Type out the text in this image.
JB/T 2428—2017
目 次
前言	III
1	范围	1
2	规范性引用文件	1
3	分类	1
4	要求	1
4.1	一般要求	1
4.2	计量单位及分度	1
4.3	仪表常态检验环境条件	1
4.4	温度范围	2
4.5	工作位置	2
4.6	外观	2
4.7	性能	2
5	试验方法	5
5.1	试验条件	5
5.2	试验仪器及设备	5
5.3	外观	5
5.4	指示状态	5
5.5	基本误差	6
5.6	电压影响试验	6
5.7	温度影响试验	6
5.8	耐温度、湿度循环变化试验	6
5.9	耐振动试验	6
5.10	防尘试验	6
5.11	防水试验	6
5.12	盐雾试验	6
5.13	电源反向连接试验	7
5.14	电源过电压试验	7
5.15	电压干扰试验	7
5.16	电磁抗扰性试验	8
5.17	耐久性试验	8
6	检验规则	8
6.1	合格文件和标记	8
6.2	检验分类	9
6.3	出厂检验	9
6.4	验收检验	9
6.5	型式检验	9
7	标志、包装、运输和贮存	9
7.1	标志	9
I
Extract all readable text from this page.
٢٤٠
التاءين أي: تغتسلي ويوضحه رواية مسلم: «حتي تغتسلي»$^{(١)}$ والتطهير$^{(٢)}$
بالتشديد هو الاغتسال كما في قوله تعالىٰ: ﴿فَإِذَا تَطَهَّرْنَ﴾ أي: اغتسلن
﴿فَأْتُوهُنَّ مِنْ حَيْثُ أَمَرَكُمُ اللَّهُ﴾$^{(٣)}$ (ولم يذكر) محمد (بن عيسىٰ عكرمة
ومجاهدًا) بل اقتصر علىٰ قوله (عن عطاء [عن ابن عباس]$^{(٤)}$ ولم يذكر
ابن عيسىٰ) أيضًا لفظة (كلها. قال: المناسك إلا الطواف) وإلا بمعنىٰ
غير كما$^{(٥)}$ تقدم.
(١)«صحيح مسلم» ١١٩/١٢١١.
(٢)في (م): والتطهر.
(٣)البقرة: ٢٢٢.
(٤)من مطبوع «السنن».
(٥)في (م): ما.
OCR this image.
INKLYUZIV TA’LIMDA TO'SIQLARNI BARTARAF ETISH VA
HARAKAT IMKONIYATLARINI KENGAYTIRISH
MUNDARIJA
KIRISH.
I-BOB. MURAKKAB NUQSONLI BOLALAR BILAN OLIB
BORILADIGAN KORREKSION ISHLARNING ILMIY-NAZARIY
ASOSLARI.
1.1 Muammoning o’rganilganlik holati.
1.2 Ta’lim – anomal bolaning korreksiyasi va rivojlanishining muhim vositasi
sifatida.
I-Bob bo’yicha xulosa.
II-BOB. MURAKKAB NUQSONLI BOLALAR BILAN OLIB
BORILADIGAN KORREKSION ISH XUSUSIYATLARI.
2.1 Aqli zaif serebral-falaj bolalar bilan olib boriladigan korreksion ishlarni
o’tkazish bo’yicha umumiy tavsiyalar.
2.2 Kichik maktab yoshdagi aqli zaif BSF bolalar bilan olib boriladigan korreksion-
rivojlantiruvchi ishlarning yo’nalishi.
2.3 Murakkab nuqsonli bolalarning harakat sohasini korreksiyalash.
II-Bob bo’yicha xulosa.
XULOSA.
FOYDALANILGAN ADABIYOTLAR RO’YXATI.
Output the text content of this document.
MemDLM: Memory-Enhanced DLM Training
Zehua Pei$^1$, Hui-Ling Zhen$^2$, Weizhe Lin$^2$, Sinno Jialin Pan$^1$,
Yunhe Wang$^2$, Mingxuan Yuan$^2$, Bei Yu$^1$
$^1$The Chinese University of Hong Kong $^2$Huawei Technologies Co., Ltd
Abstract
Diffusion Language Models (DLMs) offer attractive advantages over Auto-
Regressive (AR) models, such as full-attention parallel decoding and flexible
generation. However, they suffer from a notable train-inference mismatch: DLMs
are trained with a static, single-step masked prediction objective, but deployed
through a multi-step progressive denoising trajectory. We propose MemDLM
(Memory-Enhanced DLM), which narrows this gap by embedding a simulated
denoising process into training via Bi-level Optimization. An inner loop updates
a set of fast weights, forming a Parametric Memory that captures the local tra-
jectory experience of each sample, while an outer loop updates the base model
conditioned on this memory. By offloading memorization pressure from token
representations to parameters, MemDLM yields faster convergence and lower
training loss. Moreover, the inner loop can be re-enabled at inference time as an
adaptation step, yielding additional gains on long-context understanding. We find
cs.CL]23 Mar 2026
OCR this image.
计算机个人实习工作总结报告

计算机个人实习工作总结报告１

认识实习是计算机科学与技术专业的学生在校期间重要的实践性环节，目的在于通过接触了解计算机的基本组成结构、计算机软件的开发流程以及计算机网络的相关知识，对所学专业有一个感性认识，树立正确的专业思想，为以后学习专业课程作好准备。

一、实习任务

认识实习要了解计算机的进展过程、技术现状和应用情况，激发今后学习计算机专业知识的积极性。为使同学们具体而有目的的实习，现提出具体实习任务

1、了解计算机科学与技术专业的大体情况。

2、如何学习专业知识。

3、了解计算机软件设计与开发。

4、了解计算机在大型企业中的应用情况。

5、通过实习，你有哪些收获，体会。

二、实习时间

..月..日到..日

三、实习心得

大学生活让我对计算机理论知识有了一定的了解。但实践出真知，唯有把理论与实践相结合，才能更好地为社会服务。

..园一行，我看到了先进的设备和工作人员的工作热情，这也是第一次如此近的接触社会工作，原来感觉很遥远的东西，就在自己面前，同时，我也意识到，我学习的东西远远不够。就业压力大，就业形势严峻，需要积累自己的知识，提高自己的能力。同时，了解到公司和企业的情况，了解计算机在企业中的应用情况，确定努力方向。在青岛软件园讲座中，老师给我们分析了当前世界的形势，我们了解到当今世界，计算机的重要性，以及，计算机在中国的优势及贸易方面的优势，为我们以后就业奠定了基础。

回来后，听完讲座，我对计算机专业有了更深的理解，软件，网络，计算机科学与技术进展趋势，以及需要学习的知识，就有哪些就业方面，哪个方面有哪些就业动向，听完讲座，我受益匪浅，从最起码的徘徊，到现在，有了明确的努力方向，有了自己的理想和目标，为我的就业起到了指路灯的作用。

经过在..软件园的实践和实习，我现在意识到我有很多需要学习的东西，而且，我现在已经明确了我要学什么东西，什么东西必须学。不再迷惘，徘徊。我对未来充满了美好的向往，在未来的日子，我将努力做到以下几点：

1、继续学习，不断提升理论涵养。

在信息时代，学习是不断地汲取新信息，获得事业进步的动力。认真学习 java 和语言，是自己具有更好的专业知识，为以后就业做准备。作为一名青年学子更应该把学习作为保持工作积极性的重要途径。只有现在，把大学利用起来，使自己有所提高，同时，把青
:::::
* **WHAT THE TASK REQUIRES**
Exactly how many lines of the listing above contain the string "this"? Give no more than the number.

* **THE ANSWER**
7